TASK INSTRUCTIONS → Quote word for word from the line holding "Extract the structured" to the last line below, including both, and omit any pictures.

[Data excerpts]
···

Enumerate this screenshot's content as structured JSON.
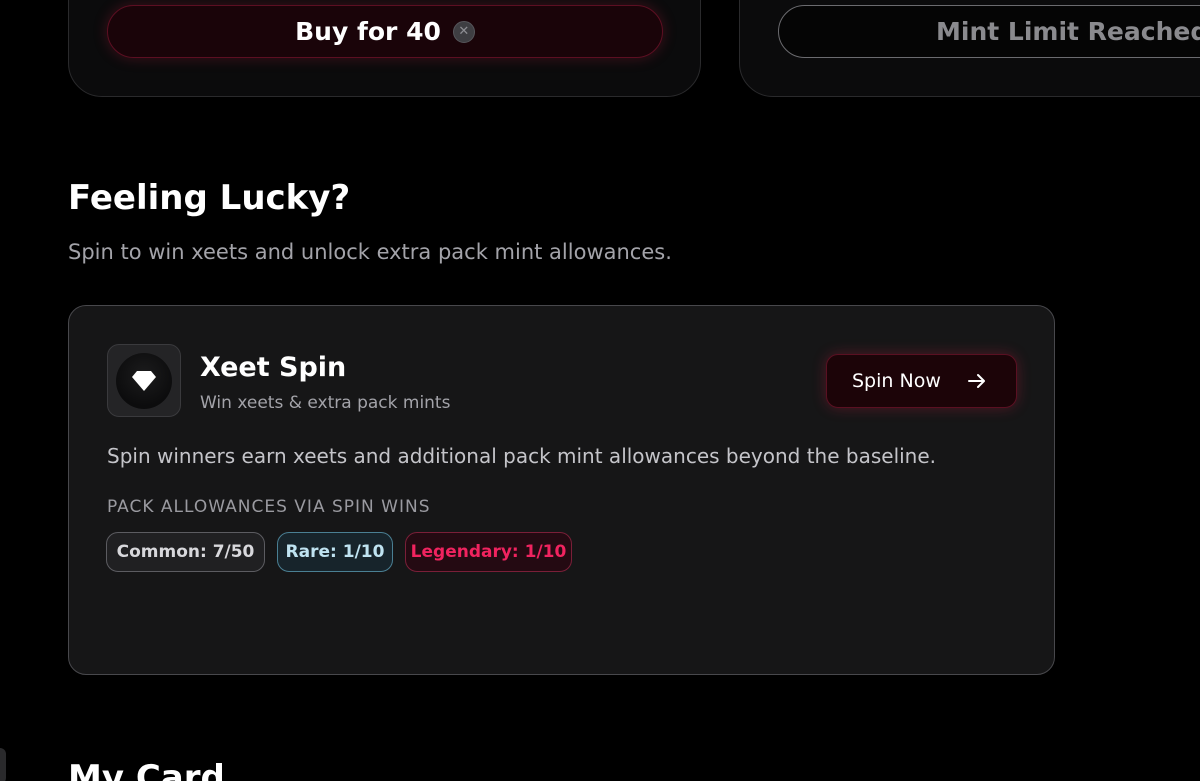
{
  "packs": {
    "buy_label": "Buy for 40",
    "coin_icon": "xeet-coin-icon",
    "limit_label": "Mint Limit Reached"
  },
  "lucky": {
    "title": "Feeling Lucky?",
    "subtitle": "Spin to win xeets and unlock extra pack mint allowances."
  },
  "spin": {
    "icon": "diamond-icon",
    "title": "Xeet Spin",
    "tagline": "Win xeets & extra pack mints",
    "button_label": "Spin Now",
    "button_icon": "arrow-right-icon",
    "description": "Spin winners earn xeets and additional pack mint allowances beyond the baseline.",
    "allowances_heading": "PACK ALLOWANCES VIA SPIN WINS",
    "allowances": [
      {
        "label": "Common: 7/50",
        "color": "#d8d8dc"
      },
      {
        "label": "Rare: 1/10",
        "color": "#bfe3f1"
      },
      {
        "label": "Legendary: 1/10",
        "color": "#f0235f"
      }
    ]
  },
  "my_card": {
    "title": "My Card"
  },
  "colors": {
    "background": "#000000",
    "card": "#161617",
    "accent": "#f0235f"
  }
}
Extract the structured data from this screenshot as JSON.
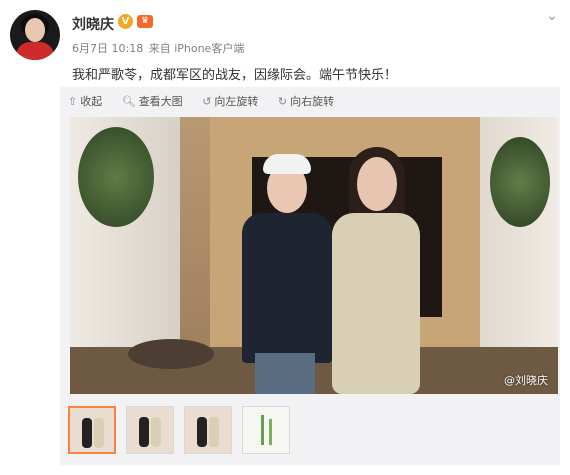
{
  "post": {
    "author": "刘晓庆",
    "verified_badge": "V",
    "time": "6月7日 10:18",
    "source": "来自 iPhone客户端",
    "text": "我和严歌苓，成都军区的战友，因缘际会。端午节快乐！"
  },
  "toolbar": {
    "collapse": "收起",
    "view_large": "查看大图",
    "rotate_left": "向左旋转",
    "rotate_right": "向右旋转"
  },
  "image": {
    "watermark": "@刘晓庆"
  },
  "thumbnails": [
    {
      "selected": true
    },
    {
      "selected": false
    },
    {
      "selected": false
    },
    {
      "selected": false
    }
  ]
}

···

TASK SOLUTION →
Extract the structured data from this screenshot as JSON.
{
  "post": {
    "author": "刘晓庆",
    "verified_badge": "V",
    "time": "6月7日 10:18",
    "source": "来自 iPhone客户端",
    "text": "我和严歌苓，成都军区的战友，因缘际会。端午节快乐！"
  },
  "toolbar": {
    "collapse": "收起",
    "view_large": "查看大图",
    "rotate_left": "向左旋转",
    "rotate_right": "向右旋转"
  },
  "image": {
    "watermark": "@刘晓庆"
  },
  "thumbnails": [
    {
      "selected": true
    },
    {
      "selected": false
    },
    {
      "selected": false
    },
    {
      "selected": false
    }
  ]
}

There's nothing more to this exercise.